======== EXTRACT

Sunday, November 7, 2010

Ramblings

I'm in a funk tonight. I'm sooo not ready to begin another week of school, and on top of that, I'm feeling sorta depressed that my Thanksgiving and Christmas breaks (which I normally look forward to) are both going to be really different this year and although I'm still looking forward to the break, I'm not sure I'm looking forward to the actual holidays.

I think part of the problem is a struggle over where I want to be in my life. As I mentioned in a previous blog, the prospect of moving is something I don't look forward to, yet continuing my current commute for the rest of the school year is not a happy prospect either. So I'm beginning to ask myself what should I do over the holidays? Do I think of moving over Christmas break? Do I travel somewhere independently? Do I spent the time quietly at home? Do I fly and go visit family? --- for the first time in my life, due to family changes, my Christmas is completely up the air and even though it's over a month off, I can't help thinking about it....and fretting over it.

Oh, do I wish for easy answers sometimes...

================

◆ WORK TO DO:
**1.** Retype the part of the blog post starting at "I think part" and ending at "fretting over it.".
**2.** Answer these questions from the blog post:
(a) On what date was the post written?
(b) Which two breaks does the writer say will be really different this year?
(c) How does the writer describe the prospect of continuing the current commute for the rest of the school year?
**3.** Rewrite the paragraph of the blog post that begins "I think part of the problem" as a short list that keeps its main facts.
Work only from the blog post.

======== DATASET SECTION

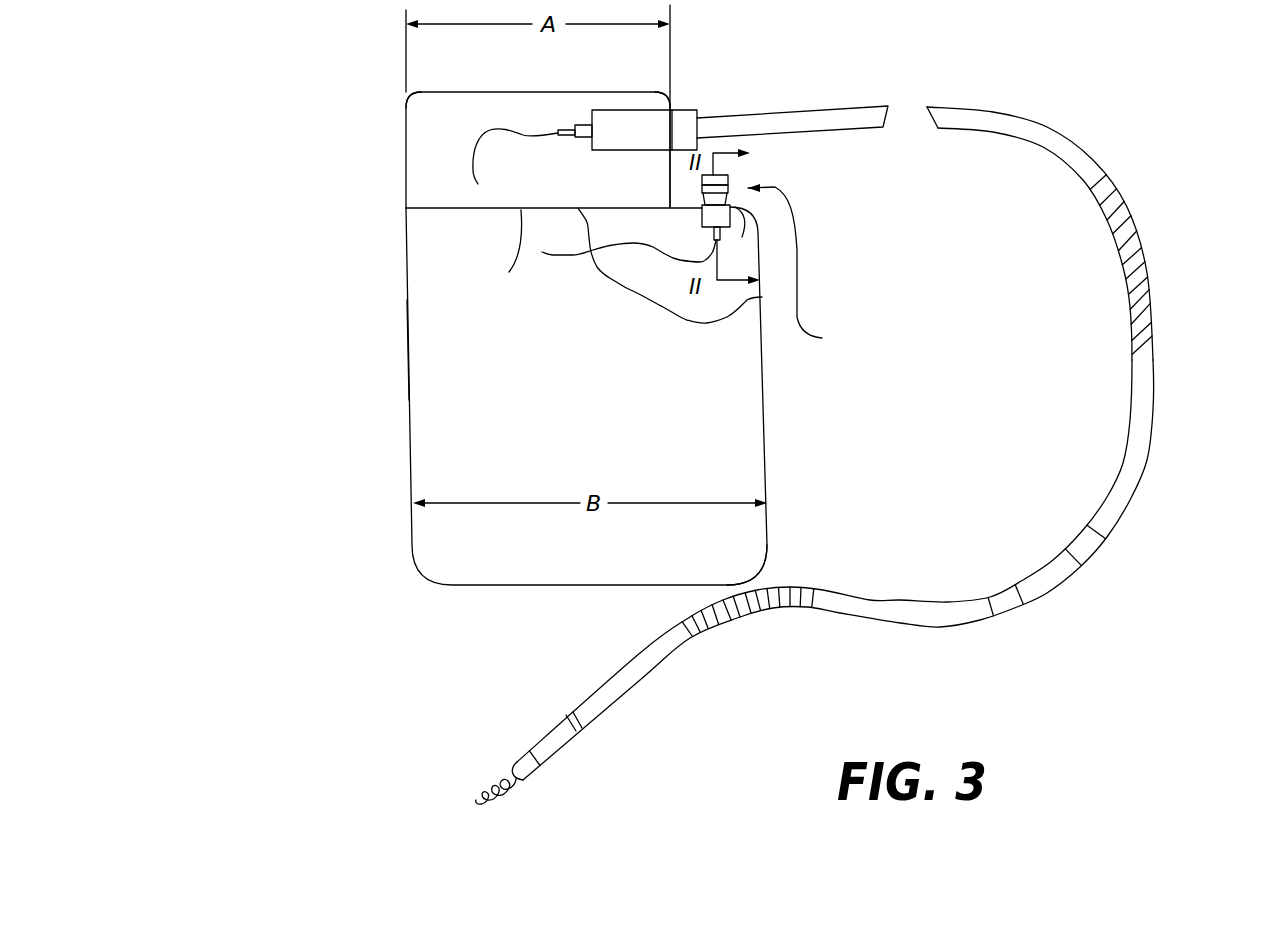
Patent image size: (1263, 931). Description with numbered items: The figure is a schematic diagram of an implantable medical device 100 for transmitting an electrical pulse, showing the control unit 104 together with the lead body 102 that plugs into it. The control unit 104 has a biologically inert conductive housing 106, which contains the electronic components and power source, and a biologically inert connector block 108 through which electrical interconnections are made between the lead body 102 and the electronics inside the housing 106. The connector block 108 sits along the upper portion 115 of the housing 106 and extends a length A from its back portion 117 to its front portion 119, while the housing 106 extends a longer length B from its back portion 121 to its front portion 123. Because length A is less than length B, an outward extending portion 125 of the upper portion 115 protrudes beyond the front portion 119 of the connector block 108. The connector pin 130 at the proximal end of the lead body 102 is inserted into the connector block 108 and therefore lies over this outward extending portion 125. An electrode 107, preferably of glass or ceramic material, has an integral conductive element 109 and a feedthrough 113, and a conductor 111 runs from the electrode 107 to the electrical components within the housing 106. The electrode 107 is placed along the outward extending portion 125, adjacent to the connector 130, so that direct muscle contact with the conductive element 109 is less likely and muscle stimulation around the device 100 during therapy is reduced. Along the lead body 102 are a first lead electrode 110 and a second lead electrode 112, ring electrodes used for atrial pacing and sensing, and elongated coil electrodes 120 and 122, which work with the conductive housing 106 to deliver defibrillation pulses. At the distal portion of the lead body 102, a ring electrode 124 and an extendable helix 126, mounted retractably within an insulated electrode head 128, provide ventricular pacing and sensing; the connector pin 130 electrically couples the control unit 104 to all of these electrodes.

================

◆ ANSWERS TO THE TASKS:
**1.**
I think part of the problem is a struggle over where I want to be in my life. As I mentioned in a previous blog, the prospect of moving is something I don't look forward to, yet continuing my current commute for the rest of the school year is not a happy prospect either. So I'm beginning to ask myself what should I do over the holidays? Do I think of moving over Christmas break? Do I travel somewhere independently? Do I spent the time quietly at home? Do I fly and go visit family? --- for the first time in my life, due to family changes, my Christmas is completely up the air and even though it's over a month off, I can't help thinking about it....and fretting over it.

**2.**
(a) Sunday, November 7, 2010.
(b) The Thanksgiving and Christmas breaks.
(c) As not a happy prospect.

**3.**
- The writer is struggling over where they want to be in life.
- Moving is something the writer doesn't look forward to.
- Continuing the current commute for the rest of the school year is not a happy prospect either.
- The writer is weighing options for the holidays:
  - moving over Christmas break
  - traveling somewhere independently
  - spending the time quietly at home
  - flying to visit family
- Because of family changes, the writer's Christmas is completely up in the air for the first time.
- Though Christmas is over a month off, the writer keeps thinking and fretting about it.